• Exercise prompt
Provide only the number of lines where "care" occurs.

==== The records ====

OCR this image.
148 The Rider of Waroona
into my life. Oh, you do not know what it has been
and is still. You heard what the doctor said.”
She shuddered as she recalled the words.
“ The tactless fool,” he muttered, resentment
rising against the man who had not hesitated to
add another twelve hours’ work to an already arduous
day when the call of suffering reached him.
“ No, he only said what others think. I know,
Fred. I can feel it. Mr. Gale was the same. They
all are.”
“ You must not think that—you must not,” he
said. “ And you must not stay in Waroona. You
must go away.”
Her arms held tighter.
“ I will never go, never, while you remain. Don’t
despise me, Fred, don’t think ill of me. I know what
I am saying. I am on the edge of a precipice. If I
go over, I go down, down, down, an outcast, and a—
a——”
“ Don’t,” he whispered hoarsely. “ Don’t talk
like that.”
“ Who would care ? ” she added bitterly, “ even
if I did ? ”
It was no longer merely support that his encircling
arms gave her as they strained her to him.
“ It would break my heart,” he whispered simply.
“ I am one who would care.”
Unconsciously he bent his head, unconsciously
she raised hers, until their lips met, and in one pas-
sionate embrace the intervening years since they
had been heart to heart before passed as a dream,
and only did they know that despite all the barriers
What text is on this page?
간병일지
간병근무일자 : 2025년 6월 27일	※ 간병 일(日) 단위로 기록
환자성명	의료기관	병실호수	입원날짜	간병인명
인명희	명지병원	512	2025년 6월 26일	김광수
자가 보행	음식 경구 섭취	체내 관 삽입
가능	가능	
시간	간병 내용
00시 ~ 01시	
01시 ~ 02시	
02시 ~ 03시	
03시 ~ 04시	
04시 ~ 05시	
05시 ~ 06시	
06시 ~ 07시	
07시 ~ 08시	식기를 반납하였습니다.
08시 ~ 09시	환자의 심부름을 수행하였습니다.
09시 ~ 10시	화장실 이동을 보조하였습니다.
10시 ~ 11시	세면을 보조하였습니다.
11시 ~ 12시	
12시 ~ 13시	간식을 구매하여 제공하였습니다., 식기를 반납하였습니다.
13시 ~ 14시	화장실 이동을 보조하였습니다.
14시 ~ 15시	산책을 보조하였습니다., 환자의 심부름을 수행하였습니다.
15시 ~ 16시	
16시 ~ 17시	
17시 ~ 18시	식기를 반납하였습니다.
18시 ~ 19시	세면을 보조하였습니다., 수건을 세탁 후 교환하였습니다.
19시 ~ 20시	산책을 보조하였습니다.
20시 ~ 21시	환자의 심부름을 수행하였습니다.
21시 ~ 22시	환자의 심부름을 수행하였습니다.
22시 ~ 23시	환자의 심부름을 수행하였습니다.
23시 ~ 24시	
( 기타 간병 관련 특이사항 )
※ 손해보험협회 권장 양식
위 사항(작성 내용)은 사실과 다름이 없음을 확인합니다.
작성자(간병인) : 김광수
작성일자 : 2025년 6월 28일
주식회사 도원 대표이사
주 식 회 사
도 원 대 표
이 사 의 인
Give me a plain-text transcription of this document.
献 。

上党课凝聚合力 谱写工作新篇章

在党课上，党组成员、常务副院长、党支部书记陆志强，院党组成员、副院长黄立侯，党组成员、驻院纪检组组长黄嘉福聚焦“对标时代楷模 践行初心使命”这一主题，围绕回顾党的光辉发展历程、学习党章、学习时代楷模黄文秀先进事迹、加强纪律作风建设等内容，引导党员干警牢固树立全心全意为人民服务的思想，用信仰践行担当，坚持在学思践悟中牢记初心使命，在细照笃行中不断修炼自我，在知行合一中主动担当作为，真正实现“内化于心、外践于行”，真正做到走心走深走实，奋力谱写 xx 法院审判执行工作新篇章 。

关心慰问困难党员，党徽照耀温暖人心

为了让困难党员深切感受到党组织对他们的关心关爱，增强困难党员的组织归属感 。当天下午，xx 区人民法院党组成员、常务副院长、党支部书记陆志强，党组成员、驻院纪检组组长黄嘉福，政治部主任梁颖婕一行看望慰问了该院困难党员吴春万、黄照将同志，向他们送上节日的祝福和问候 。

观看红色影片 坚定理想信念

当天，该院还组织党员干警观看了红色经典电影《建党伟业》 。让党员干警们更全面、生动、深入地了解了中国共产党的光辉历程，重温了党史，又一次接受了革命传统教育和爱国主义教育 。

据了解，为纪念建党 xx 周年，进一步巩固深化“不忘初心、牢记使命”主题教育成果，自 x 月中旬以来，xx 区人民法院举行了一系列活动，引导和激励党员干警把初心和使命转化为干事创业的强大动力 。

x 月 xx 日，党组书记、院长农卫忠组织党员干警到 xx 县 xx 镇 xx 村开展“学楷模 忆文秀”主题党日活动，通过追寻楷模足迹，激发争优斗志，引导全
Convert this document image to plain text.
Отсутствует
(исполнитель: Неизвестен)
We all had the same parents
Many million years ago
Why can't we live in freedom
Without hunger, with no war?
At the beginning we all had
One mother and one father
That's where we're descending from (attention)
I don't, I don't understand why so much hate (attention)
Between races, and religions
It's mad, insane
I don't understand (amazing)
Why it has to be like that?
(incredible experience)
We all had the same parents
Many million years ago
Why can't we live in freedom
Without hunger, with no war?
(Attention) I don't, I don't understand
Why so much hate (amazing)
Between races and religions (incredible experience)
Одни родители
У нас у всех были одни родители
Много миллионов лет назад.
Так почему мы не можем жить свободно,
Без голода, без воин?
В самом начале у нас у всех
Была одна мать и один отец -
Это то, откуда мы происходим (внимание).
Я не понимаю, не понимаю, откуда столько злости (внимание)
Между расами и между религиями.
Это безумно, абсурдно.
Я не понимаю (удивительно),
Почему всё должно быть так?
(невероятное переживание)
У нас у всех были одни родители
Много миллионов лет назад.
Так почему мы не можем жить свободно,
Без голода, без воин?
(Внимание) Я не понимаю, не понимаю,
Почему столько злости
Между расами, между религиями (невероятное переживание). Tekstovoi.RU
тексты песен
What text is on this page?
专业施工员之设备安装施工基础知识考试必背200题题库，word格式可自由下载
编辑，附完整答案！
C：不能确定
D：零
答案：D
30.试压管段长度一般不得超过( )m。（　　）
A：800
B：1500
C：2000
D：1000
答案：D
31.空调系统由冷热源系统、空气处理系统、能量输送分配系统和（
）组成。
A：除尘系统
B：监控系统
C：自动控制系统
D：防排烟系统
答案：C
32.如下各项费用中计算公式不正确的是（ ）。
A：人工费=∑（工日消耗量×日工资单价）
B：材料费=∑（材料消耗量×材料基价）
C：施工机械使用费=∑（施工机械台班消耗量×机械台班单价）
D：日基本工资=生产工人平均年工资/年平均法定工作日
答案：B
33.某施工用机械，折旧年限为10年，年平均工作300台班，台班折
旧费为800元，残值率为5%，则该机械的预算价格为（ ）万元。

====

• Answer to the exercise
2